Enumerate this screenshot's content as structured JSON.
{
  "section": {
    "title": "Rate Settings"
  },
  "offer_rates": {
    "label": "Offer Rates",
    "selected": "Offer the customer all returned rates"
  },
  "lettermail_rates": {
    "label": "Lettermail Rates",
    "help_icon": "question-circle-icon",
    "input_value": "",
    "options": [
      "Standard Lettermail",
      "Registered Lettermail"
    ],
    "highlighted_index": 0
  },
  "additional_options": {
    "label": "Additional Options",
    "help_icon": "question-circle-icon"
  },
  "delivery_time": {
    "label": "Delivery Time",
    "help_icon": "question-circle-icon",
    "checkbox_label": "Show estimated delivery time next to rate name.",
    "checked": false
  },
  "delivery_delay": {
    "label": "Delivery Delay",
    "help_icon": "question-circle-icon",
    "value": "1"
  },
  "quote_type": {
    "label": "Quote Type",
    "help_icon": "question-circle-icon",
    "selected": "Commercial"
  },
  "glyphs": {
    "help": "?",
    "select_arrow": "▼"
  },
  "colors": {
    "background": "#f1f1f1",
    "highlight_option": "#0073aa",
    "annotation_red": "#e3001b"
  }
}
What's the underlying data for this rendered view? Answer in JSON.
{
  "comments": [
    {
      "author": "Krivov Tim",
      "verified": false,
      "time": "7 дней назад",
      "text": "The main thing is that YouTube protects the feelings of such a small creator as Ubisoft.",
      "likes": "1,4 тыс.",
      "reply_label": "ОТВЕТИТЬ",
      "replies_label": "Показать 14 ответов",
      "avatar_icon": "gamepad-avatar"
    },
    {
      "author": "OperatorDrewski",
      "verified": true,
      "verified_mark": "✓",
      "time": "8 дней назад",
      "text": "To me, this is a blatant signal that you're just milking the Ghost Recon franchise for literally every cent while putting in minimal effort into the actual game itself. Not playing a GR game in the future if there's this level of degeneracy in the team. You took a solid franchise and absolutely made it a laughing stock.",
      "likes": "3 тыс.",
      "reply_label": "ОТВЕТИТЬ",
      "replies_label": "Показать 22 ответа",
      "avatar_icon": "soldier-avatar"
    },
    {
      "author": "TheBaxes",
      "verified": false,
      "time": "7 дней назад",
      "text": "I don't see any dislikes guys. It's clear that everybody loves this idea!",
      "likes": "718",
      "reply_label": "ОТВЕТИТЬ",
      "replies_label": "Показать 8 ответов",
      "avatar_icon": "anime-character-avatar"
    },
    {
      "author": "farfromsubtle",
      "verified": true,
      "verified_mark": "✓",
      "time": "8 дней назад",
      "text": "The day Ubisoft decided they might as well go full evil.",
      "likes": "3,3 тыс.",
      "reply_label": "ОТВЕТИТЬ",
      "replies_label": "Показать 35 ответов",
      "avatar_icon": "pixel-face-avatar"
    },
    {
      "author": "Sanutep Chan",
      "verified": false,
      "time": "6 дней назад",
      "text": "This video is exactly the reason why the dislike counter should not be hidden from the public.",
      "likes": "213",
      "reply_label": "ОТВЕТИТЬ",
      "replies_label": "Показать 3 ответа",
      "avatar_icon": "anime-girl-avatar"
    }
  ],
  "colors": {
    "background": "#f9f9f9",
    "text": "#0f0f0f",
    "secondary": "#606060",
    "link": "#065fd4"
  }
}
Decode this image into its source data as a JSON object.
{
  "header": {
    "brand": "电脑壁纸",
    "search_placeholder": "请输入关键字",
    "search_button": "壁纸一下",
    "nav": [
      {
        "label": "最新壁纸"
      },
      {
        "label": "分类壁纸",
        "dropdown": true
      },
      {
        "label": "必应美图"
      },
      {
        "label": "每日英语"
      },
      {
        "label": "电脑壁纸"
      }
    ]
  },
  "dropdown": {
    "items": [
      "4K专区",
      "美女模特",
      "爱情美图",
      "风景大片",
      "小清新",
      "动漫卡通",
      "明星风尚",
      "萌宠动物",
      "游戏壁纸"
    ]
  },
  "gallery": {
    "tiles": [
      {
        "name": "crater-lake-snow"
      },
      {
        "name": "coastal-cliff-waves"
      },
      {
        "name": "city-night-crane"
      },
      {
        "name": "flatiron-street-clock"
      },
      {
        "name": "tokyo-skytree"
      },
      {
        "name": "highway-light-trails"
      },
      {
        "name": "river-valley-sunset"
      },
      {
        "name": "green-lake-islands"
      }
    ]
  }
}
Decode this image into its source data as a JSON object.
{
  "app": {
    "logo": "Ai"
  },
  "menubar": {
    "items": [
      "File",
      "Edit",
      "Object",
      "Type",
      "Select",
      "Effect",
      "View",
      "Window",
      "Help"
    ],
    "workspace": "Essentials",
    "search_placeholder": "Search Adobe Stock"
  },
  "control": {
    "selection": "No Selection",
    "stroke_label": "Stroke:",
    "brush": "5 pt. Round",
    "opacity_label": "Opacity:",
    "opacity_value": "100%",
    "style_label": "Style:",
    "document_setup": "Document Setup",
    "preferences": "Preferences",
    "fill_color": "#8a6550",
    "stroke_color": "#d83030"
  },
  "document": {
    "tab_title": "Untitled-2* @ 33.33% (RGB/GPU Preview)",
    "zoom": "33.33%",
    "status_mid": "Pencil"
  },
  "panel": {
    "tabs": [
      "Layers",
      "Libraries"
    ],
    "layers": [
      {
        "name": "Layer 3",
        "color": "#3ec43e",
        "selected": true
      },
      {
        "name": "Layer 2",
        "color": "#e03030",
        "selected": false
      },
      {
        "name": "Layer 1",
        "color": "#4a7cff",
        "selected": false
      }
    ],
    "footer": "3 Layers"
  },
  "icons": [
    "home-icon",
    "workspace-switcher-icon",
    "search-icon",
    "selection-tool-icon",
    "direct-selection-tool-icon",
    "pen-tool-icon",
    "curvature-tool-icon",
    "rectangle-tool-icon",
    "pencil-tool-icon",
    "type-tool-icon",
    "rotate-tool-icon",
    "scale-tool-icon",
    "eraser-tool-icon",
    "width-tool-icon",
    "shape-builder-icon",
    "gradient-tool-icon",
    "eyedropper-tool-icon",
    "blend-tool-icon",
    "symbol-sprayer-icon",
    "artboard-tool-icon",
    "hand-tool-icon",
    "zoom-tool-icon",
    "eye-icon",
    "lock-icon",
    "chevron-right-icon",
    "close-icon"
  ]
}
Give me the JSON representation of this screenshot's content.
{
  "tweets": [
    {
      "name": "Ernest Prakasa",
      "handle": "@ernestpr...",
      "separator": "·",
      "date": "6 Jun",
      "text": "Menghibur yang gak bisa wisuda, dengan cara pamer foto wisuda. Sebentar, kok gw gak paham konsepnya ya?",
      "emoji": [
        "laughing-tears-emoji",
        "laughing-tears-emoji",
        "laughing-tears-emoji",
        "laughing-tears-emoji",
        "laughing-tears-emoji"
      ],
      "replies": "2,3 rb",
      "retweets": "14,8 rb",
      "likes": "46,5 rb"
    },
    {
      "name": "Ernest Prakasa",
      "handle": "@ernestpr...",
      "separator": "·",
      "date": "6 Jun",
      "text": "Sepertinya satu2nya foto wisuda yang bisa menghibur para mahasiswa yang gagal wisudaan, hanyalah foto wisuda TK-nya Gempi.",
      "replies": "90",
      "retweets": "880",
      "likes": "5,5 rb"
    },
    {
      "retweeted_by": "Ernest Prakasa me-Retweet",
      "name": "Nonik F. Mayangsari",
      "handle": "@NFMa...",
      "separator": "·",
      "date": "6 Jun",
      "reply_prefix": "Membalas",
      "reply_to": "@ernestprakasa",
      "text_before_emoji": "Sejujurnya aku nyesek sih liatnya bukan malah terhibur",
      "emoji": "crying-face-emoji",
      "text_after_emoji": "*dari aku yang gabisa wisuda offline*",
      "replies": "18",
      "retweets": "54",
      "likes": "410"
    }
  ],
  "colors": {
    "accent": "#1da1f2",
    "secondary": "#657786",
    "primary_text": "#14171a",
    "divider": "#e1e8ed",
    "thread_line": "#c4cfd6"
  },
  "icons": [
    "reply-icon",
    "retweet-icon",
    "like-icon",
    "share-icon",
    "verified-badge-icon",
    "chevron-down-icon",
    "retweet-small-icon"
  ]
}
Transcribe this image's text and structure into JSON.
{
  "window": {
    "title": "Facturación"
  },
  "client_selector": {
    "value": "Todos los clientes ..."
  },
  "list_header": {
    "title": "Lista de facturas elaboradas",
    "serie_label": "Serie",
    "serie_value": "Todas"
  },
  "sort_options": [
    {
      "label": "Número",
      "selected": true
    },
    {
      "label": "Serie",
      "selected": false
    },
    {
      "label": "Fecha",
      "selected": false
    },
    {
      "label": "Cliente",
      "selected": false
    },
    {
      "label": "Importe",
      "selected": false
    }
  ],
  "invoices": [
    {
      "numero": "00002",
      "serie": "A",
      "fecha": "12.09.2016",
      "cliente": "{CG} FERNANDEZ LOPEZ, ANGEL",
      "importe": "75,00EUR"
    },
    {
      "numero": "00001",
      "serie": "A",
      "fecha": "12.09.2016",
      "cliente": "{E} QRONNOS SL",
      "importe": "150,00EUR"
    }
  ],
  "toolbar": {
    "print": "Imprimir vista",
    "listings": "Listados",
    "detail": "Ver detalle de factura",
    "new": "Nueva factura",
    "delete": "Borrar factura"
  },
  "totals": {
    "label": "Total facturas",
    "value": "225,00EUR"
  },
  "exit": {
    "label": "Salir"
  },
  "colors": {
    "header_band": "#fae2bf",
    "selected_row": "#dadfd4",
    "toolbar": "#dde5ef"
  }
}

- **Set task**:
List every line in the records above that contains the word "background".

- **Result for this exercise**:
    "background": "#f1f1f1",
    "background": "#f9f9f9",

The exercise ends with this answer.